**What you need to do**
Go through the records underneath and write each one out again exactly.

Collection entries:
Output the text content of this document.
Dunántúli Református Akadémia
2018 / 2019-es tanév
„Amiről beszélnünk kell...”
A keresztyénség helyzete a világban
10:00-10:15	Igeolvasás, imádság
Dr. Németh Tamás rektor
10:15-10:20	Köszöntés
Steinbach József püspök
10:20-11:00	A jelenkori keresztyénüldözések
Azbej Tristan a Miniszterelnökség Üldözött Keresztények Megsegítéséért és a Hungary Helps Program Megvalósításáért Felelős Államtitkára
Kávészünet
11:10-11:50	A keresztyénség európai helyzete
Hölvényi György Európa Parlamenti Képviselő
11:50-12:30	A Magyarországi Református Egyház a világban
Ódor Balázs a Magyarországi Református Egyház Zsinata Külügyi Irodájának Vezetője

**Full answer**
Output the text content of this document.
Dunántúli Református Akadémia
2018 / 2019-es tanév
„Amiről beszélnünk kell...”
A keresztyénség helyzete a világban
10:00-10:15	Igeolvasás, imádság
Dr. Németh Tamás rektor
10:15-10:20	Köszöntés
Steinbach József püspök
10:20-11:00	A jelenkori keresztyénüldözések
Azbej Tristan a Miniszterelnökség Üldözött Keresztények Megsegítéséért és a Hungary Helps Program Megvalósításáért Felelős Államtitkára
Kávészünet
11:10-11:50	A keresztyénség európai helyzete
Hölvényi György Európa Parlamenti Képviselő
11:50-12:30	A Magyarországi Református Egyház a világban
Ódor Balázs a Magyarországi Református Egyház Zsinata Külügyi Irodájának Vezetője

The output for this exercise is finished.